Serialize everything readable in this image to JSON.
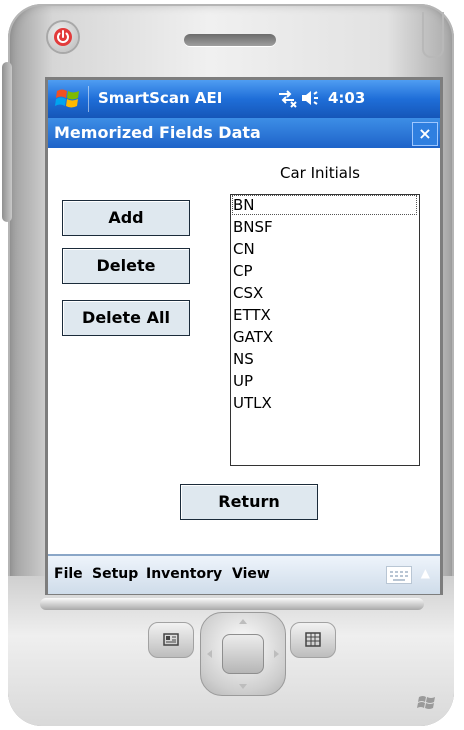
{
  "status_bar": {
    "app_title": "SmartScan AEI",
    "time": "4:03"
  },
  "window": {
    "title": "Memorized Fields Data",
    "close_label": "×"
  },
  "field": {
    "label": "Car Initials"
  },
  "buttons": {
    "add": "Add",
    "delete": "Delete",
    "delete_all": "Delete All",
    "return": "Return"
  },
  "list": {
    "items": [
      "BN",
      "BNSF",
      "CN",
      "CP",
      "CSX",
      "ETTX",
      "GATX",
      "NS",
      "UP",
      "UTLX"
    ],
    "selected_index": 0
  },
  "menu": {
    "file": "File",
    "setup": "Setup",
    "inventory": "Inventory",
    "view": "View"
  },
  "icons": {
    "start": "windows-flag-icon",
    "connectivity": "connectivity-icon",
    "volume": "speaker-icon",
    "keyboard": "keyboard-icon",
    "power": "power-icon"
  },
  "colors": {
    "title_bar": "#1f6ed8",
    "menu_bar": "#dbe6f2",
    "button_face": "#dfe8ef"
  }
}
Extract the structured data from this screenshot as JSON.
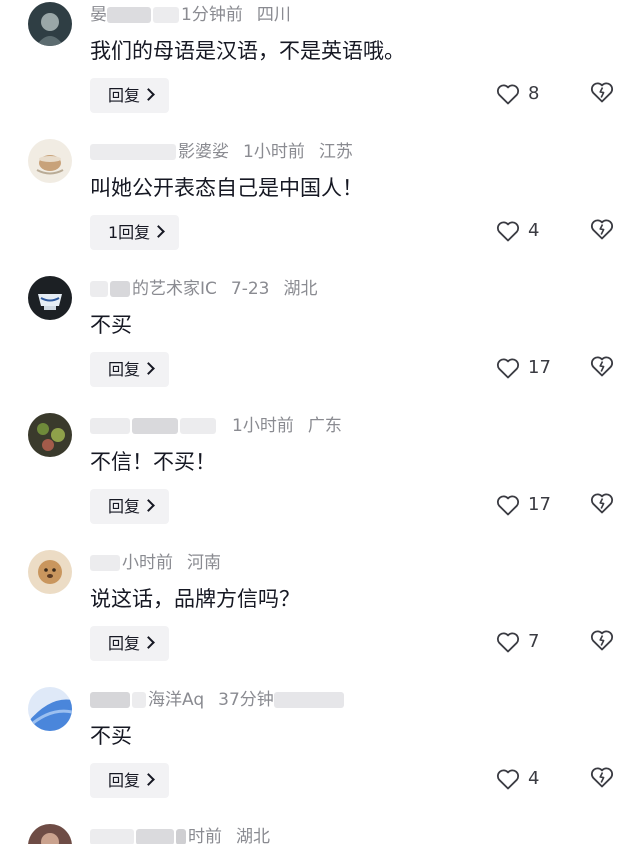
{
  "comments": [
    {
      "meta_before": "晏",
      "meta_time": "分钟前",
      "meta_time_prefix": "1",
      "meta_location": "四川",
      "text": "我们的母语是汉语，不是英语哦。",
      "reply_label": "回复",
      "like_count": "8",
      "avatar_color": "#2b3a40"
    },
    {
      "meta_before": "",
      "meta_time_prefix": "影婆娑",
      "meta_time": "1小时前",
      "meta_location": "江苏",
      "text": "叫她公开表态自己是中国人！",
      "reply_label": "1回复",
      "like_count": "4",
      "avatar_color": "#e9e2d6"
    },
    {
      "meta_before": "",
      "meta_time_prefix": "的艺术家IC",
      "meta_time": "7-23",
      "meta_location": "湖北",
      "text": "不买",
      "reply_label": "回复",
      "like_count": "17",
      "avatar_color": "#1f2326"
    },
    {
      "meta_before": "",
      "meta_time_prefix": "",
      "meta_time": "1小时前",
      "meta_location": "广东",
      "text": "不信！不买！",
      "reply_label": "回复",
      "like_count": "17",
      "avatar_color": "#3b3a2e"
    },
    {
      "meta_before": "",
      "meta_time_prefix": "",
      "meta_time": "小时前",
      "meta_location": "河南",
      "text": "说这话，品牌方信吗？",
      "reply_label": "回复",
      "like_count": "7",
      "avatar_color": "#e8d2b4"
    },
    {
      "meta_before": "",
      "meta_time_prefix": "海洋Aq",
      "meta_time": "37分钟",
      "meta_location": "",
      "text": "不买",
      "reply_label": "回复",
      "like_count": "4",
      "avatar_color": "#3f7fd6"
    },
    {
      "meta_before": "",
      "meta_time_prefix": "",
      "meta_time": "时前",
      "meta_location": "湖北",
      "text": "",
      "reply_label": "",
      "like_count": "",
      "avatar_color": "#6b4a45"
    }
  ],
  "icons": {
    "like": "heart-outline-icon",
    "dislike": "broken-heart-icon",
    "reply_chevron": "chevron-right-icon"
  }
}
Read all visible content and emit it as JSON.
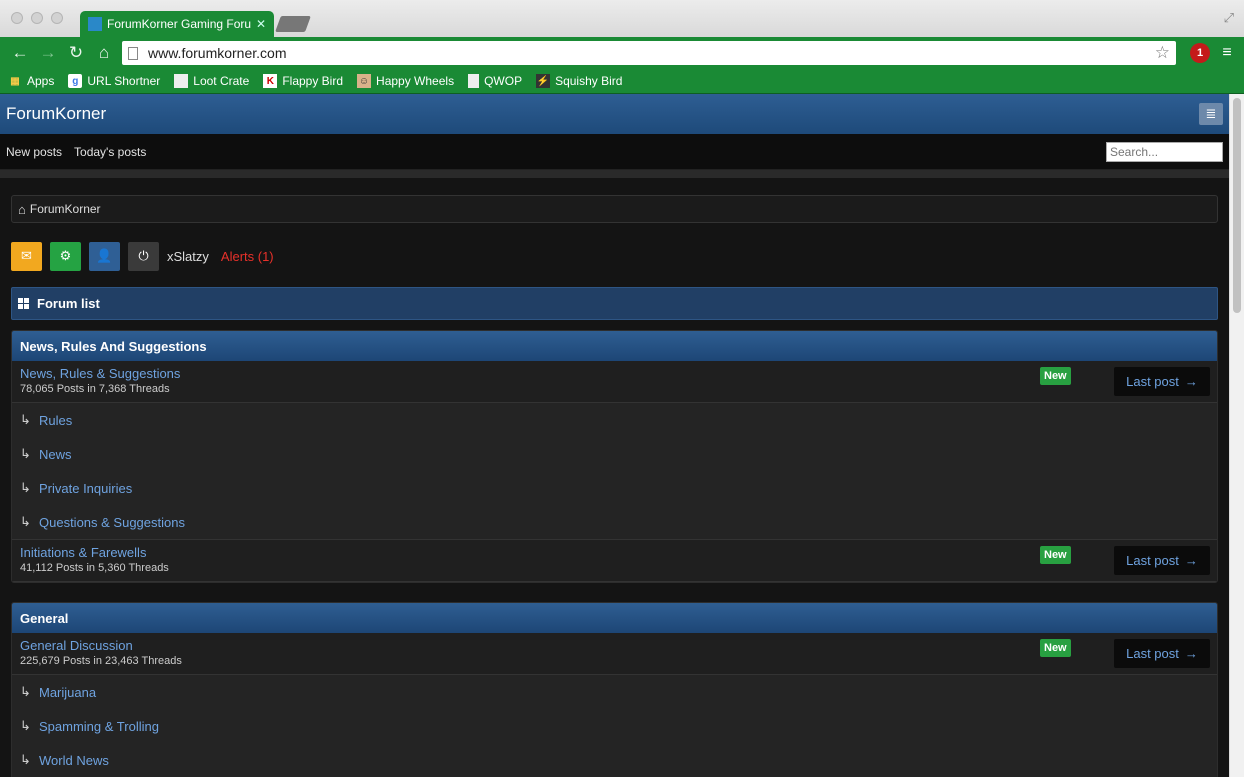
══════════
— To do —
Print out the material word for word, omitting the pictures.

— Full answer —
Serialize everything readable in this image to JSON.
{
  "status_bar": {
    "app_title": "SmartScan AEI",
    "time": "4:03"
  },
  "window": {
    "title": "Memorized Fields Data",
    "close_label": "×"
  },
  "field": {
    "label": "Car Initials"
  },
  "buttons": {
    "add": "Add",
    "delete": "Delete",
    "delete_all": "Delete All",
    "return": "Return"
  },
  "list": {
    "items": [
      "BN",
      "BNSF",
      "CN",
      "CP",
      "CSX",
      "ETTX",
      "GATX",
      "NS",
      "UP",
      "UTLX"
    ],
    "selected_index": 0
  },
  "menu": {
    "file": "File",
    "setup": "Setup",
    "inventory": "Inventory",
    "view": "View"
  },
  "icons": {
    "start": "windows-flag-icon",
    "connectivity": "connectivity-icon",
    "volume": "speaker-icon",
    "keyboard": "keyboard-icon",
    "power": "power-icon"
  },
  "colors": {
    "title_bar": "#1f6ed8",
    "menu_bar": "#dbe6f2",
    "button_face": "#dfe8ef"
  }
}
Extract the structured data from this screenshot as JSON.
{
  "comments": [
    {
      "meta_before": "晏",
      "meta_time": "分钟前",
      "meta_time_prefix": "1",
      "meta_location": "四川",
      "text": "我们的母语是汉语，不是英语哦。",
      "reply_label": "回复",
      "like_count": "8",
      "avatar_color": "#2b3a40"
    },
    {
      "meta_before": "",
      "meta_time_prefix": "影婆娑",
      "meta_time": "1小时前",
      "meta_location": "江苏",
      "text": "叫她公开表态自己是中国人！",
      "reply_label": "1回复",
      "like_count": "4",
      "avatar_color": "#e9e2d6"
    },
    {
      "meta_before": "",
      "meta_time_prefix": "的艺术家IC",
      "meta_time": "7-23",
      "meta_location": "湖北",
      "text": "不买",
      "reply_label": "回复",
      "like_count": "17",
      "avatar_color": "#1f2326"
    },
    {
      "meta_before": "",
      "meta_time_prefix": "",
      "meta_time": "1小时前",
      "meta_location": "广东",
      "text": "不信！不买！",
      "reply_label": "回复",
      "like_count": "17",
      "avatar_color": "#3b3a2e"
    },
    {
      "meta_before": "",
      "meta_time_prefix": "",
      "meta_time": "小时前",
      "meta_location": "河南",
      "text": "说这话，品牌方信吗？",
      "reply_label": "回复",
      "like_count": "7",
      "avatar_color": "#e8d2b4"
    },
    {
      "meta_before": "",
      "meta_time_prefix": "海洋Aq",
      "meta_time": "37分钟",
      "meta_location": "",
      "text": "不买",
      "reply_label": "回复",
      "like_count": "4",
      "avatar_color": "#3f7fd6"
    },
    {
      "meta_before": "",
      "meta_time_prefix": "",
      "meta_time": "时前",
      "meta_location": "湖北",
      "text": "",
      "reply_label": "",
      "like_count": "",
      "avatar_color": "#6b4a45"
    }
  ],
  "icons": {
    "like": "heart-outline-icon",
    "dislike": "broken-heart-icon",
    "reply_chevron": "chevron-right-icon"
  }
}
Read all visible content and emit it as JSON.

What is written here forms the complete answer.